**PROVIDED INFORMATION:**
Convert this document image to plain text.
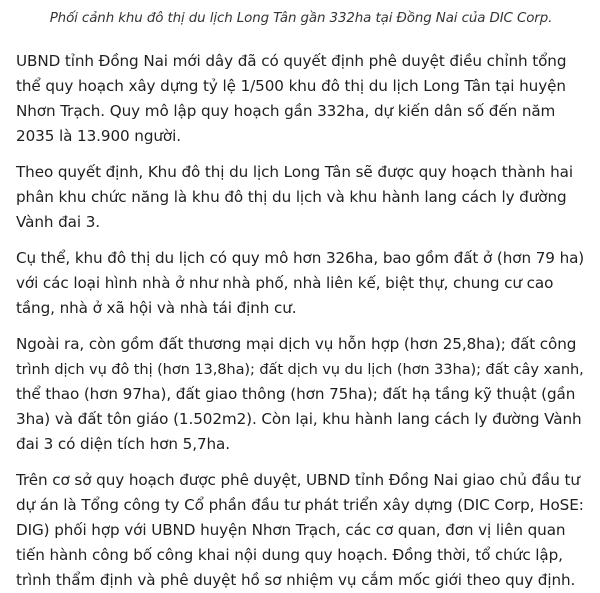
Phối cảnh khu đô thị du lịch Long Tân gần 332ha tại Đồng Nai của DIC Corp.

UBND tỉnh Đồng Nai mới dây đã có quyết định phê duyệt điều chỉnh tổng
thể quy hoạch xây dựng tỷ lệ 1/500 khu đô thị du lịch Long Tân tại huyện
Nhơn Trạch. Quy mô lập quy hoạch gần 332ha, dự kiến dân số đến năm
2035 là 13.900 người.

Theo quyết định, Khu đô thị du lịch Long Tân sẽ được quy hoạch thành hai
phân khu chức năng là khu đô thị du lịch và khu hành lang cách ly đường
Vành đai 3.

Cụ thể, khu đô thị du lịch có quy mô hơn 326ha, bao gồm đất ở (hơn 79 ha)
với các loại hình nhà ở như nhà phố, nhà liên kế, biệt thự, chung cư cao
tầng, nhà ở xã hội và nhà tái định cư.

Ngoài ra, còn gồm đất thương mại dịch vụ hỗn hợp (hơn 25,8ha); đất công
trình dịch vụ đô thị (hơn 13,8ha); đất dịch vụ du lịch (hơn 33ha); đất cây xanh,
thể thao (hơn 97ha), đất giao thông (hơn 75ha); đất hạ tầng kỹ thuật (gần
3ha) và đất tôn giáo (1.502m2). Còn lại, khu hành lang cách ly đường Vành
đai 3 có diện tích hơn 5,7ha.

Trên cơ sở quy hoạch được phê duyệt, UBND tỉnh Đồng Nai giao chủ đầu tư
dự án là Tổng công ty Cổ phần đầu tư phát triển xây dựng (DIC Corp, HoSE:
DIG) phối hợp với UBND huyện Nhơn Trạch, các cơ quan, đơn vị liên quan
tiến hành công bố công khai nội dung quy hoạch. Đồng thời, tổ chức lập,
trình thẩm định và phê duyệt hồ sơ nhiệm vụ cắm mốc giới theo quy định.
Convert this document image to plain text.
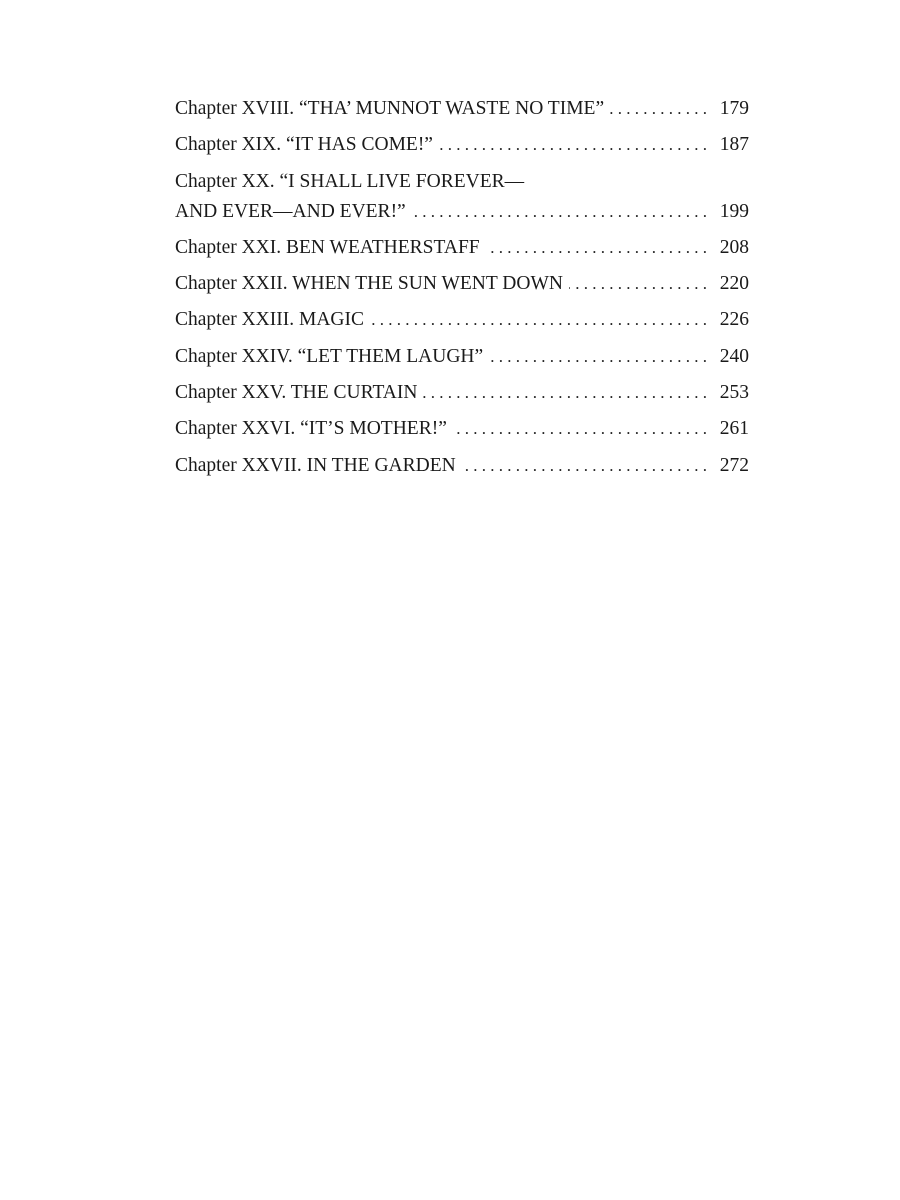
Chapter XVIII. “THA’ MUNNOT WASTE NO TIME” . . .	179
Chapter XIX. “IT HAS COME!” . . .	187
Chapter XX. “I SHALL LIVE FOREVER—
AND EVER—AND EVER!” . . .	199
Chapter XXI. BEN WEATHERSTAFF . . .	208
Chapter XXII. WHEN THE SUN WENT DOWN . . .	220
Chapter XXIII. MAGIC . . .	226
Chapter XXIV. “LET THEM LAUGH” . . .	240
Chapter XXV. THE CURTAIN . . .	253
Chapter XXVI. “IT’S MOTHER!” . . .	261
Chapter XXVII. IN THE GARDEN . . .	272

**JOB:** Omit each picture, then return all of the listing exactly as it stands.

**THE OUTPUT:**
Convert this document image to plain text.
Phối cảnh khu đô thị du lịch Long Tân gần 332ha tại Đồng Nai của DIC Corp.

UBND tỉnh Đồng Nai mới dây đã có quyết định phê duyệt điều chỉnh tổng
thể quy hoạch xây dựng tỷ lệ 1/500 khu đô thị du lịch Long Tân tại huyện
Nhơn Trạch. Quy mô lập quy hoạch gần 332ha, dự kiến dân số đến năm
2035 là 13.900 người.

Theo quyết định, Khu đô thị du lịch Long Tân sẽ được quy hoạch thành hai
phân khu chức năng là khu đô thị du lịch và khu hành lang cách ly đường
Vành đai 3.

Cụ thể, khu đô thị du lịch có quy mô hơn 326ha, bao gồm đất ở (hơn 79 ha)
với các loại hình nhà ở như nhà phố, nhà liên kế, biệt thự, chung cư cao
tầng, nhà ở xã hội và nhà tái định cư.

Ngoài ra, còn gồm đất thương mại dịch vụ hỗn hợp (hơn 25,8ha); đất công
trình dịch vụ đô thị (hơn 13,8ha); đất dịch vụ du lịch (hơn 33ha); đất cây xanh,
thể thao (hơn 97ha), đất giao thông (hơn 75ha); đất hạ tầng kỹ thuật (gần
3ha) và đất tôn giáo (1.502m2). Còn lại, khu hành lang cách ly đường Vành
đai 3 có diện tích hơn 5,7ha.

Trên cơ sở quy hoạch được phê duyệt, UBND tỉnh Đồng Nai giao chủ đầu tư
dự án là Tổng công ty Cổ phần đầu tư phát triển xây dựng (DIC Corp, HoSE:
DIG) phối hợp với UBND huyện Nhơn Trạch, các cơ quan, đơn vị liên quan
tiến hành công bố công khai nội dung quy hoạch. Đồng thời, tổ chức lập,
trình thẩm định và phê duyệt hồ sơ nhiệm vụ cắm mốc giới theo quy định.
Convert this document image to plain text.
Chapter XVIII. “THA’ MUNNOT WASTE NO TIME” . . .	179
Chapter XIX. “IT HAS COME!” . . .	187
Chapter XX. “I SHALL LIVE FOREVER—
AND EVER—AND EVER!” . . .	199
Chapter XXI. BEN WEATHERSTAFF . . .	208
Chapter XXII. WHEN THE SUN WENT DOWN . . .	220
Chapter XXIII. MAGIC . . .	226
Chapter XXIV. “LET THEM LAUGH” . . .	240
Chapter XXV. THE CURTAIN . . .	253
Chapter XXVI. “IT’S MOTHER!” . . .	261
Chapter XXVII. IN THE GARDEN . . .	272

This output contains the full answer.